(begin)
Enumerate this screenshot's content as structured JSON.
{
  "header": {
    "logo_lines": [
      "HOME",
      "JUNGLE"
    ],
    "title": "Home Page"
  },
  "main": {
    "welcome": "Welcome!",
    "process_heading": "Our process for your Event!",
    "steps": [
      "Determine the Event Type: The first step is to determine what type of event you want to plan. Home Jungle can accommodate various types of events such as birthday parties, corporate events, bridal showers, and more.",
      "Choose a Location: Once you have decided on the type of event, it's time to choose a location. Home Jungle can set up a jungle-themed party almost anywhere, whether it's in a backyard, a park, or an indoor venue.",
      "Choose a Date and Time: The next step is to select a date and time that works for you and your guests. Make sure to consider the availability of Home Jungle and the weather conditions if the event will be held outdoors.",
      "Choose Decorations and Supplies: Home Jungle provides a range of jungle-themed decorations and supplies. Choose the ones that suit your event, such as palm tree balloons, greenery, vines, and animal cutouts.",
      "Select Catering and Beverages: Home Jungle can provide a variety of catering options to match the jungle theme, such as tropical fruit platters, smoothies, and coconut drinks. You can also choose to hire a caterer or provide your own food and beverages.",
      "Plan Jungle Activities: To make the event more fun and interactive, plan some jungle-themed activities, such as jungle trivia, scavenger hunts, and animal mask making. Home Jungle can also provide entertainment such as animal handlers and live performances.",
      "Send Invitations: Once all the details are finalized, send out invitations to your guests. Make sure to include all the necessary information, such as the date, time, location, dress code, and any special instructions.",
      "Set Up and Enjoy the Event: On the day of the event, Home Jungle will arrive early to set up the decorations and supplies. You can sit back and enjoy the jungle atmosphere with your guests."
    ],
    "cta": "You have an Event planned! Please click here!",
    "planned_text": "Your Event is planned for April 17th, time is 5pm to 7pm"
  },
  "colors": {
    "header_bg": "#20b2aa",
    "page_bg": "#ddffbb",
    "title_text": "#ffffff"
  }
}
(end)
- The exercise -
The records above should all be quoted exactly, please.

- Written response -
Enumerate this screenshot's content as structured JSON.
{
  "header": {
    "logo_lines": [
      "HOME",
      "JUNGLE"
    ],
    "title": "Home Page"
  },
  "main": {
    "welcome": "Welcome!",
    "process_heading": "Our process for your Event!",
    "steps": [
      "Determine the Event Type: The first step is to determine what type of event you want to plan. Home Jungle can accommodate various types of events such as birthday parties, corporate events, bridal showers, and more.",
      "Choose a Location: Once you have decided on the type of event, it's time to choose a location. Home Jungle can set up a jungle-themed party almost anywhere, whether it's in a backyard, a park, or an indoor venue.",
      "Choose a Date and Time: The next step is to select a date and time that works for you and your guests. Make sure to consider the availability of Home Jungle and the weather conditions if the event will be held outdoors.",
      "Choose Decorations and Supplies: Home Jungle provides a range of jungle-themed decorations and supplies. Choose the ones that suit your event, such as palm tree balloons, greenery, vines, and animal cutouts.",
      "Select Catering and Beverages: Home Jungle can provide a variety of catering options to match the jungle theme, such as tropical fruit platters, smoothies, and coconut drinks. You can also choose to hire a caterer or provide your own food and beverages.",
      "Plan Jungle Activities: To make the event more fun and interactive, plan some jungle-themed activities, such as jungle trivia, scavenger hunts, and animal mask making. Home Jungle can also provide entertainment such as animal handlers and live performances.",
      "Send Invitations: Once all the details are finalized, send out invitations to your guests. Make sure to include all the necessary information, such as the date, time, location, dress code, and any special instructions.",
      "Set Up and Enjoy the Event: On the day of the event, Home Jungle will arrive early to set up the decorations and supplies. You can sit back and enjoy the jungle atmosphere with your guests."
    ],
    "cta": "You have an Event planned! Please click here!",
    "planned_text": "Your Event is planned for April 17th, time is 5pm to 7pm"
  },
  "colors": {
    "header_bg": "#20b2aa",
    "page_bg": "#ddffbb",
    "title_text": "#ffffff"
  }
}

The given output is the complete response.